GIVEN INSTRUCTION:
Your job is to retype all of the data word for word, leaving every image out.
───── PROVIDED ENTRIES
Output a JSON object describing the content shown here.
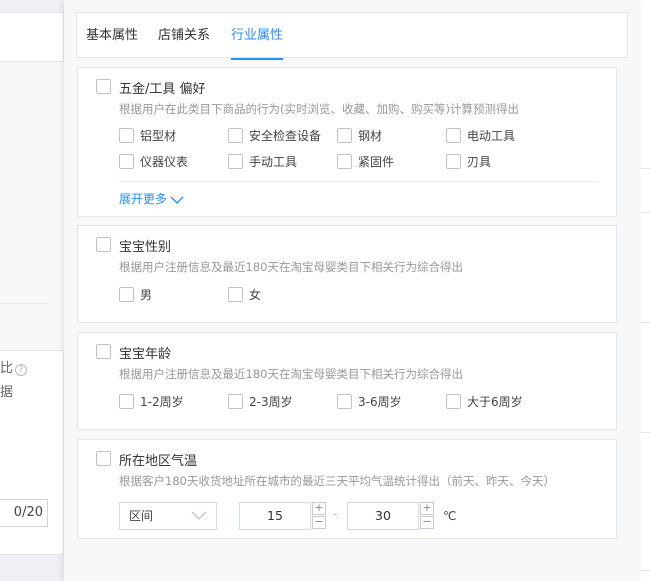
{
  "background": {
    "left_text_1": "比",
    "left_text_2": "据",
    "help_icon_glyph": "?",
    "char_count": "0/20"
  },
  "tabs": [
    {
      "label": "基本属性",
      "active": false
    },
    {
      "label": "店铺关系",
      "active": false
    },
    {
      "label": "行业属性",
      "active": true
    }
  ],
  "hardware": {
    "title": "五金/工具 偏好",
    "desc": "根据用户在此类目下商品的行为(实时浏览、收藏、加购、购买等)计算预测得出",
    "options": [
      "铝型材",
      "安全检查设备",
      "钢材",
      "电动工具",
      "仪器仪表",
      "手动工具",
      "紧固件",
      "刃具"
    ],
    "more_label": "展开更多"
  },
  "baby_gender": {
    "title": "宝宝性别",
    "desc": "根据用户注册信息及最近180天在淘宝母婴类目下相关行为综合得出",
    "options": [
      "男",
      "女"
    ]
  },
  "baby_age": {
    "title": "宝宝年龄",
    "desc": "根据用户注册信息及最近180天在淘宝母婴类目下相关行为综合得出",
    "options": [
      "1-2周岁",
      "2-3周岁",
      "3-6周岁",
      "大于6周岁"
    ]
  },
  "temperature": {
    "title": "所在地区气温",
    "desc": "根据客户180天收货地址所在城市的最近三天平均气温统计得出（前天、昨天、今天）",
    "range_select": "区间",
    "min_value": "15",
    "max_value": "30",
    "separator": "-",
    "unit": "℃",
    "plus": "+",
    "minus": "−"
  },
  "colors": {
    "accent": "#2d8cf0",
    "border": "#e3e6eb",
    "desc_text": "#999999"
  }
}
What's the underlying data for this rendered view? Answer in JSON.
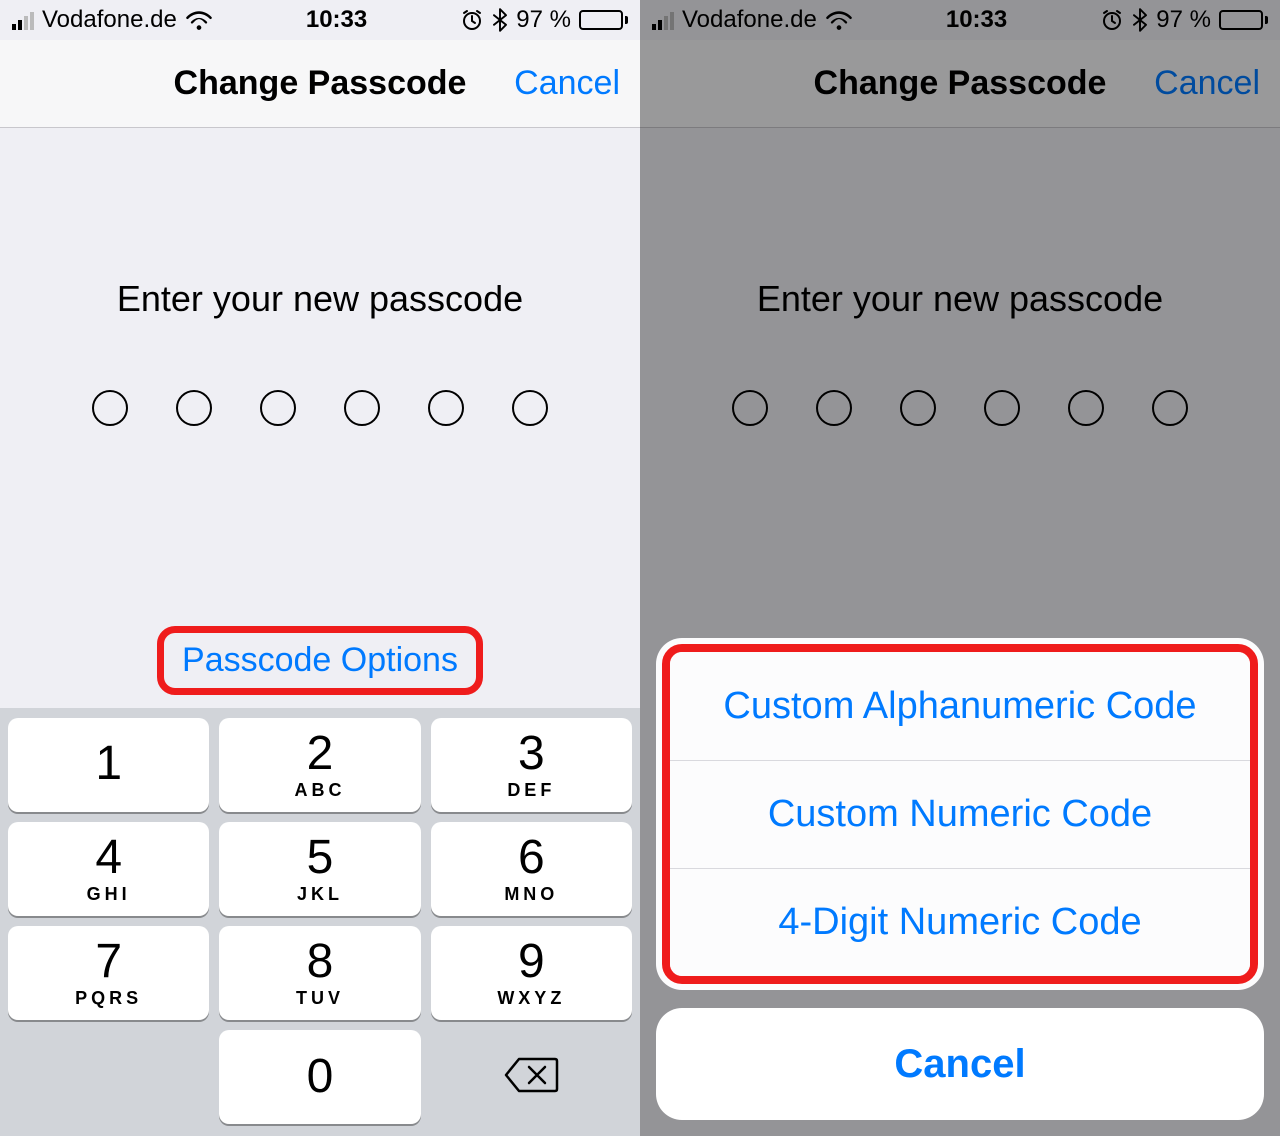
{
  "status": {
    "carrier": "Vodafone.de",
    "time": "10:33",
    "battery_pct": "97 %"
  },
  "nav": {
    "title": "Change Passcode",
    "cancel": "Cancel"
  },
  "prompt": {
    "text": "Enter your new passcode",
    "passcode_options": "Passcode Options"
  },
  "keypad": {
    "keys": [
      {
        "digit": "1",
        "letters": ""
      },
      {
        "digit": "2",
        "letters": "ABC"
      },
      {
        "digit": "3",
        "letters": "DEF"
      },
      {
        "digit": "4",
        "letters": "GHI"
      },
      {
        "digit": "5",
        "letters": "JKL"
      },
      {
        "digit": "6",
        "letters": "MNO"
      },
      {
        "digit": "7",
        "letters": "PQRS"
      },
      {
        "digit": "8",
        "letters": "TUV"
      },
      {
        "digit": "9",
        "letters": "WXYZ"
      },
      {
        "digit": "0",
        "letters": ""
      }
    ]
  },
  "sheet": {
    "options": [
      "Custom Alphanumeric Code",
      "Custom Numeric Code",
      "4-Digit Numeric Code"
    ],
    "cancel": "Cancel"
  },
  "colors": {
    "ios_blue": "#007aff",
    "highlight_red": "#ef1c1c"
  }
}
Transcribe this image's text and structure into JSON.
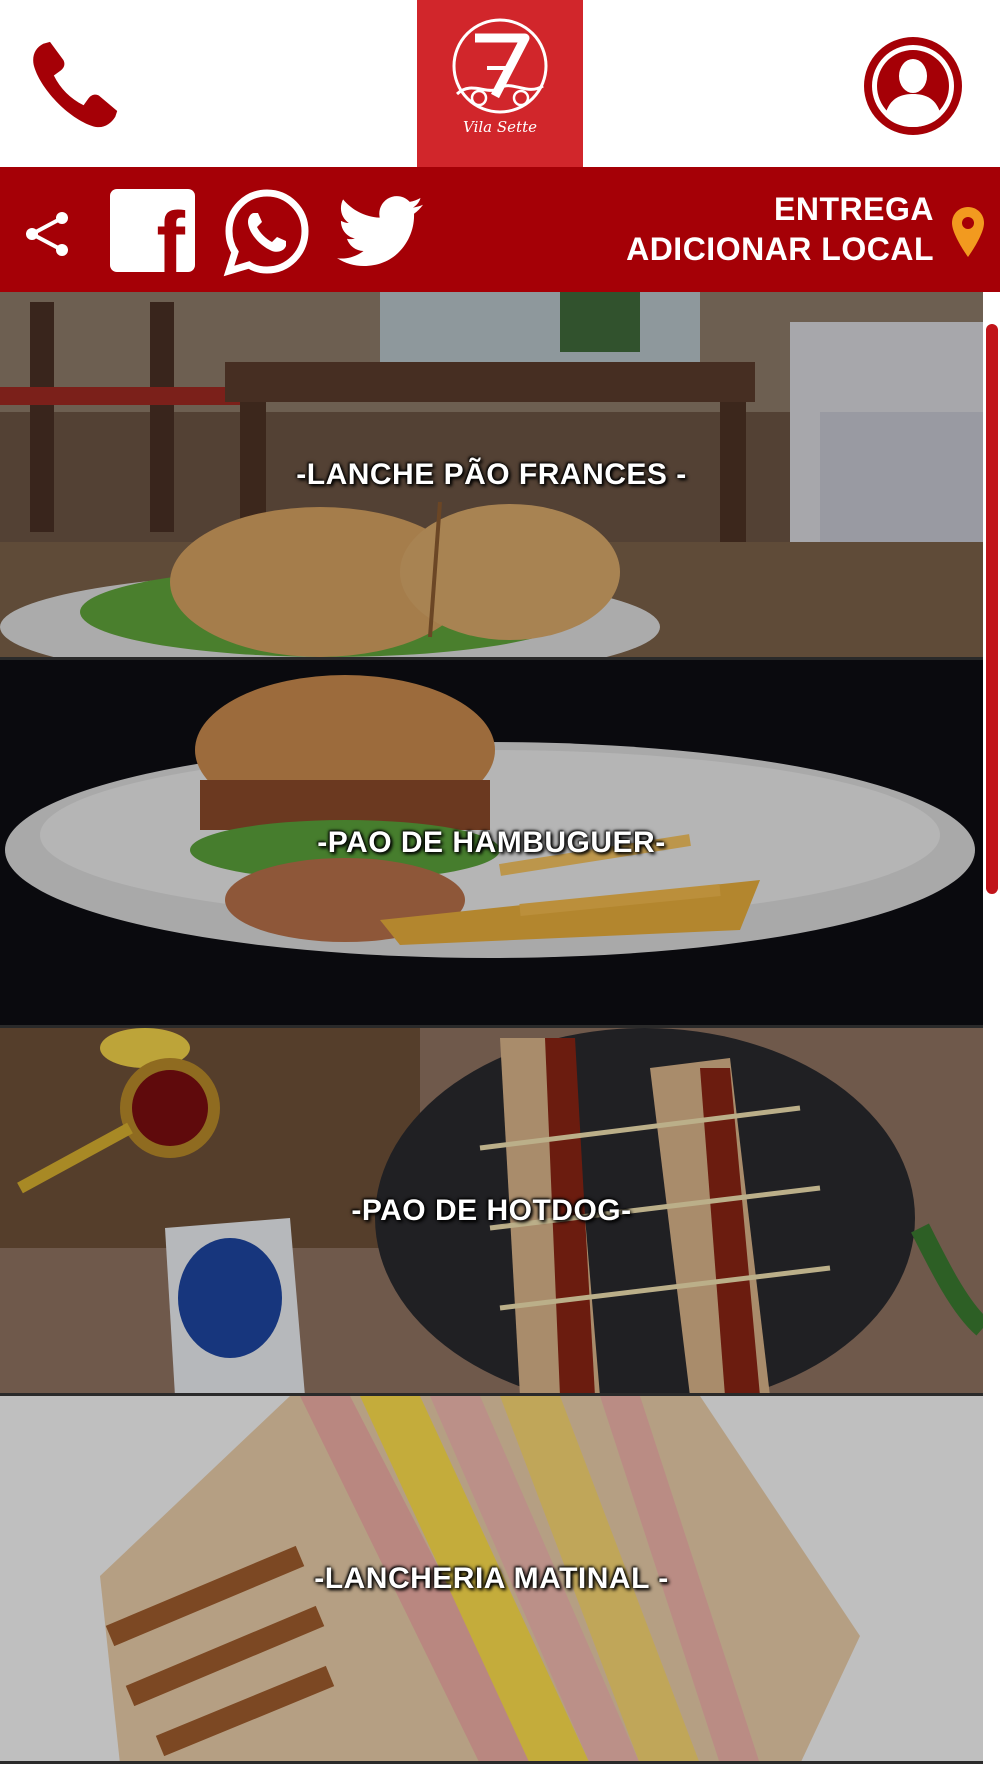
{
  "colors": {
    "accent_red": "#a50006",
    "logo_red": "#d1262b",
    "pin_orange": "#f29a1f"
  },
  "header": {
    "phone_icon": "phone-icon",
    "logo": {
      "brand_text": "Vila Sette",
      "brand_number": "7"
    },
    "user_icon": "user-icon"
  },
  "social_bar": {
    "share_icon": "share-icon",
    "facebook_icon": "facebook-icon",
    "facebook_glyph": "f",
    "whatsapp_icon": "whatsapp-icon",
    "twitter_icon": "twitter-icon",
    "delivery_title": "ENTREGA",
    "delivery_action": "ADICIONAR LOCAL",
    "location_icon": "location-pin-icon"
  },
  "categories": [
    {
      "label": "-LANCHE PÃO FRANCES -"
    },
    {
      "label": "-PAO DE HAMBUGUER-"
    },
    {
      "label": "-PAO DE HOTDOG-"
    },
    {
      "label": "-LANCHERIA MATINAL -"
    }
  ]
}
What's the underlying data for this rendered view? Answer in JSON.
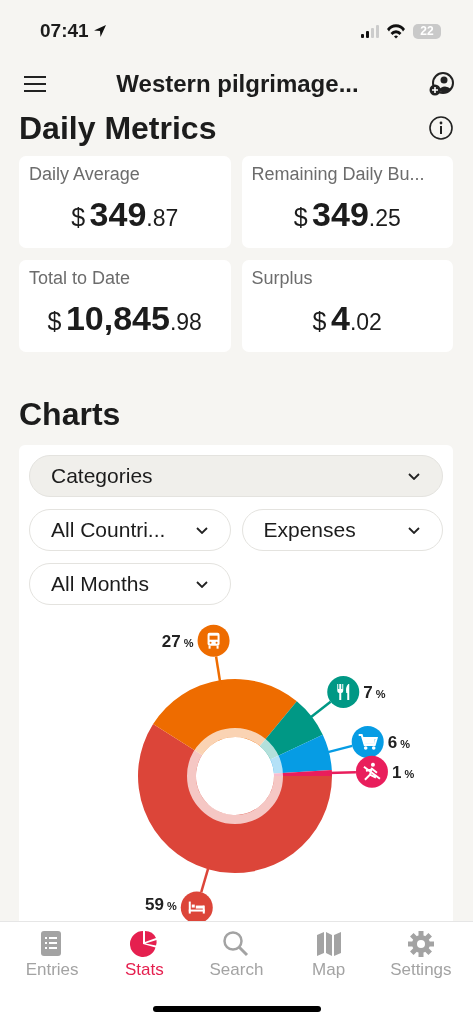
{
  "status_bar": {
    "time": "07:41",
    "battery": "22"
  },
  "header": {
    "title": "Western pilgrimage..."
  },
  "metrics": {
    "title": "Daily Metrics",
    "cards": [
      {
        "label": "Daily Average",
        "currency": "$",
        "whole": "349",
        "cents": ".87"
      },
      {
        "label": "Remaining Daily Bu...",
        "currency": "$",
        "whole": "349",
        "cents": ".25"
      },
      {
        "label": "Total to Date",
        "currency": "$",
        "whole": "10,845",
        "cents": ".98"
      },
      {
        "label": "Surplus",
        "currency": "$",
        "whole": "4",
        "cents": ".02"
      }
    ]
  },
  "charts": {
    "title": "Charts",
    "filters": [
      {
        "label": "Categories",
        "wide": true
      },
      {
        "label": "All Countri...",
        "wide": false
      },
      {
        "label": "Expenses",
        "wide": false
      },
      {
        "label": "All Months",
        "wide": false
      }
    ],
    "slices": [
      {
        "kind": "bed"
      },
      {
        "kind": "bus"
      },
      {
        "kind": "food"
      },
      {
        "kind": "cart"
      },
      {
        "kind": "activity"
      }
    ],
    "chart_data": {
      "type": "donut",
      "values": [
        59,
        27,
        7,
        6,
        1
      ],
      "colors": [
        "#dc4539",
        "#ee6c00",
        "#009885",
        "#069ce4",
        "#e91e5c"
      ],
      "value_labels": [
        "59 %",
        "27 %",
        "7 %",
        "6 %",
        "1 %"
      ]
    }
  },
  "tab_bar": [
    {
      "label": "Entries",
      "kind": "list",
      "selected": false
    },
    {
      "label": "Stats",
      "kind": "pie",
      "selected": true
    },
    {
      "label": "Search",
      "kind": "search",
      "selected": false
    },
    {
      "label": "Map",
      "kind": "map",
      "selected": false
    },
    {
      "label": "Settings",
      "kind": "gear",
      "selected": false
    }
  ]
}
──────────
EXPECTED OUTPUT:
Output a JSON object describing the content shown here.
{
  "background": {
    "left_text_1": "比",
    "left_text_2": "据",
    "help_icon_glyph": "?",
    "char_count": "0/20"
  },
  "tabs": [
    {
      "label": "基本属性",
      "active": false
    },
    {
      "label": "店铺关系",
      "active": false
    },
    {
      "label": "行业属性",
      "active": true
    }
  ],
  "hardware": {
    "title": "五金/工具 偏好",
    "desc": "根据用户在此类目下商品的行为(实时浏览、收藏、加购、购买等)计算预测得出",
    "options": [
      "铝型材",
      "安全检查设备",
      "钢材",
      "电动工具",
      "仪器仪表",
      "手动工具",
      "紧固件",
      "刃具"
    ],
    "more_label": "展开更多"
  },
  "baby_gender": {
    "title": "宝宝性别",
    "desc": "根据用户注册信息及最近180天在淘宝母婴类目下相关行为综合得出",
    "options": [
      "男",
      "女"
    ]
  },
  "baby_age": {
    "title": "宝宝年龄",
    "desc": "根据用户注册信息及最近180天在淘宝母婴类目下相关行为综合得出",
    "options": [
      "1-2周岁",
      "2-3周岁",
      "3-6周岁",
      "大于6周岁"
    ]
  },
  "temperature": {
    "title": "所在地区气温",
    "desc": "根据客户180天收货地址所在城市的最近三天平均气温统计得出（前天、昨天、今天）",
    "range_select": "区间",
    "min_value": "15",
    "max_value": "30",
    "separator": "-",
    "unit": "℃",
    "plus": "+",
    "minus": "−"
  },
  "colors": {
    "accent": "#2d8cf0",
    "border": "#e3e6eb",
    "desc_text": "#999999"
  }
}
What's the underlying data for this rendered view? Answer in JSON.
{
  "status": {
    "carrier": "Vodafone.de",
    "time": "10:33",
    "battery_pct": "97 %"
  },
  "nav": {
    "title": "Change Passcode",
    "cancel": "Cancel"
  },
  "prompt": {
    "text": "Enter your new passcode",
    "passcode_options": "Passcode Options"
  },
  "keypad": {
    "keys": [
      {
        "digit": "1",
        "letters": ""
      },
      {
        "digit": "2",
        "letters": "ABC"
      },
      {
        "digit": "3",
        "letters": "DEF"
      },
      {
        "digit": "4",
        "letters": "GHI"
      },
      {
        "digit": "5",
        "letters": "JKL"
      },
      {
        "digit": "6",
        "letters": "MNO"
      },
      {
        "digit": "7",
        "letters": "PQRS"
      },
      {
        "digit": "8",
        "letters": "TUV"
      },
      {
        "digit": "9",
        "letters": "WXYZ"
      },
      {
        "digit": "0",
        "letters": ""
      }
    ]
  },
  "sheet": {
    "options": [
      "Custom Alphanumeric Code",
      "Custom Numeric Code",
      "4-Digit Numeric Code"
    ],
    "cancel": "Cancel"
  },
  "colors": {
    "ios_blue": "#007aff",
    "highlight_red": "#ef1c1c"
  }
}
Transcribe this image's text and structure into JSON.
{
  "colors": {
    "accent_red": "#a50006",
    "logo_red": "#d1262b",
    "pin_orange": "#f29a1f"
  },
  "header": {
    "phone_icon": "phone-icon",
    "logo": {
      "brand_text": "Vila Sette",
      "brand_number": "7"
    },
    "user_icon": "user-icon"
  },
  "social_bar": {
    "share_icon": "share-icon",
    "facebook_icon": "facebook-icon",
    "facebook_glyph": "f",
    "whatsapp_icon": "whatsapp-icon",
    "twitter_icon": "twitter-icon",
    "delivery_title": "ENTREGA",
    "delivery_action": "ADICIONAR LOCAL",
    "location_icon": "location-pin-icon"
  },
  "categories": [
    {
      "label": "-LANCHE PÃO FRANCES -"
    },
    {
      "label": "-PAO DE HAMBUGUER-"
    },
    {
      "label": "-PAO DE HOTDOG-"
    },
    {
      "label": "-LANCHERIA MATINAL -"
    }
  ]
}
What's the underlying data for this rendered view? Answer in JSON.
{
  "status_bar": {
    "time": "07:41",
    "battery": "22"
  },
  "header": {
    "title": "Western pilgrimage..."
  },
  "metrics": {
    "title": "Daily Metrics",
    "cards": [
      {
        "label": "Daily Average",
        "currency": "$",
        "whole": "349",
        "cents": ".87"
      },
      {
        "label": "Remaining Daily Bu...",
        "currency": "$",
        "whole": "349",
        "cents": ".25"
      },
      {
        "label": "Total to Date",
        "currency": "$",
        "whole": "10,845",
        "cents": ".98"
      },
      {
        "label": "Surplus",
        "currency": "$",
        "whole": "4",
        "cents": ".02"
      }
    ]
  },
  "charts": {
    "title": "Charts",
    "filters": [
      {
        "label": "Categories",
        "wide": true
      },
      {
        "label": "All Countri...",
        "wide": false
      },
      {
        "label": "Expenses",
        "wide": false
      },
      {
        "label": "All Months",
        "wide": false
      }
    ],
    "slices": [
      {
        "kind": "bed"
      },
      {
        "kind": "bus"
      },
      {
        "kind": "food"
      },
      {
        "kind": "cart"
      },
      {
        "kind": "activity"
      }
    ],
    "chart_data": {
      "type": "donut",
      "values": [
        59,
        27,
        7,
        6,
        1
      ],
      "colors": [
        "#dc4539",
        "#ee6c00",
        "#009885",
        "#069ce4",
        "#e91e5c"
      ],
      "value_labels": [
        "59 %",
        "27 %",
        "7 %",
        "6 %",
        "1 %"
      ]
    }
  },
  "tab_bar": [
    {
      "label": "Entries",
      "kind": "list",
      "selected": false
    },
    {
      "label": "Stats",
      "kind": "pie",
      "selected": true
    },
    {
      "label": "Search",
      "kind": "search",
      "selected": false
    },
    {
      "label": "Map",
      "kind": "map",
      "selected": false
    },
    {
      "label": "Settings",
      "kind": "gear",
      "selected": false
    }
  ]
}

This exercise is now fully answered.